GOAL OF THE EXERCISE
Please repeat all of the lines that follow, exactly as written.

INPUT RECORDS
BEGIN

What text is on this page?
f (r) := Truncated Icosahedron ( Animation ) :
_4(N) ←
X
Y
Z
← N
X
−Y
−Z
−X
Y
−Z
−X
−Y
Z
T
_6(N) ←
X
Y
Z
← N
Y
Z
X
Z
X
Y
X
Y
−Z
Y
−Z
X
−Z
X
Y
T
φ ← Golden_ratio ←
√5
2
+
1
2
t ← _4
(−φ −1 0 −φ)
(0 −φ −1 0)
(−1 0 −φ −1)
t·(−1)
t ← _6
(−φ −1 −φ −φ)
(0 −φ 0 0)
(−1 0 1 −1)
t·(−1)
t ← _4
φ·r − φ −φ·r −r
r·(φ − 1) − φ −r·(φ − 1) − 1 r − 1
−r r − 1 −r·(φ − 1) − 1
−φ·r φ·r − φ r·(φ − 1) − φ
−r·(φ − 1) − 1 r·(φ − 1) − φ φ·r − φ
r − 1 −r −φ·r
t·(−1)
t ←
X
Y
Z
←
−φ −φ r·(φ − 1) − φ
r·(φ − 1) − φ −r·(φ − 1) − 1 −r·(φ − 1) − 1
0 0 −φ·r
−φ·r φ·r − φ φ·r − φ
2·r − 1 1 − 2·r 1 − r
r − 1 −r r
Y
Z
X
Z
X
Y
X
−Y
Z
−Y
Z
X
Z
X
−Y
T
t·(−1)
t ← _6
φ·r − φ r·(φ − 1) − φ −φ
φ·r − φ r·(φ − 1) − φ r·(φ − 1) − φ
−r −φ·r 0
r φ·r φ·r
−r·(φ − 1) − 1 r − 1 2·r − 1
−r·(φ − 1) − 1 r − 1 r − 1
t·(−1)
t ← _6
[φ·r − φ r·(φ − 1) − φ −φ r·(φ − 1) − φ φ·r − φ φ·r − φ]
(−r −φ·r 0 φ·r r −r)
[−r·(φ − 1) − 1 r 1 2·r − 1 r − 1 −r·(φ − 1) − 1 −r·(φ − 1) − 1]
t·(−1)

END

RESPONSE FOR THIS EXERCISE
What text is on this page?
f (r) := Truncated Icosahedron ( Animation ) :
_4(N) ←
X
Y
Z
← N
X
−Y
−Z
−X
Y
−Z
−X
−Y
Z
T
_6(N) ←
X
Y
Z
← N
Y
Z
X
Z
X
Y
X
Y
−Z
Y
−Z
X
−Z
X
Y
T
φ ← Golden_ratio ←
√5
2
+
1
2
t ← _4
(−φ −1 0 −φ)
(0 −φ −1 0)
(−1 0 −φ −1)
t·(−1)
t ← _6
(−φ −1 −φ −φ)
(0 −φ 0 0)
(−1 0 1 −1)
t·(−1)
t ← _4
φ·r − φ −φ·r −r
r·(φ − 1) − φ −r·(φ − 1) − 1 r − 1
−r r − 1 −r·(φ − 1) − 1
−φ·r φ·r − φ r·(φ − 1) − φ
−r·(φ − 1) − 1 r·(φ − 1) − φ φ·r − φ
r − 1 −r −φ·r
t·(−1)
t ←
X
Y
Z
←
−φ −φ r·(φ − 1) − φ
r·(φ − 1) − φ −r·(φ − 1) − 1 −r·(φ − 1) − 1
0 0 −φ·r
−φ·r φ·r − φ φ·r − φ
2·r − 1 1 − 2·r 1 − r
r − 1 −r r
Y
Z
X
Z
X
Y
X
−Y
Z
−Y
Z
X
Z
X
−Y
T
t·(−1)
t ← _6
φ·r − φ r·(φ − 1) − φ −φ
φ·r − φ r·(φ − 1) − φ r·(φ − 1) − φ
−r −φ·r 0
r φ·r φ·r
−r·(φ − 1) − 1 r − 1 2·r − 1
−r·(φ − 1) − 1 r − 1 r − 1
t·(−1)
t ← _6
[φ·r − φ r·(φ − 1) − φ −φ r·(φ − 1) − φ φ·r − φ φ·r − φ]
(−r −φ·r 0 φ·r r −r)
[−r·(φ − 1) − 1 r 1 2·r − 1 r − 1 −r·(φ − 1) − 1 −r·(φ − 1) − 1]
t·(−1)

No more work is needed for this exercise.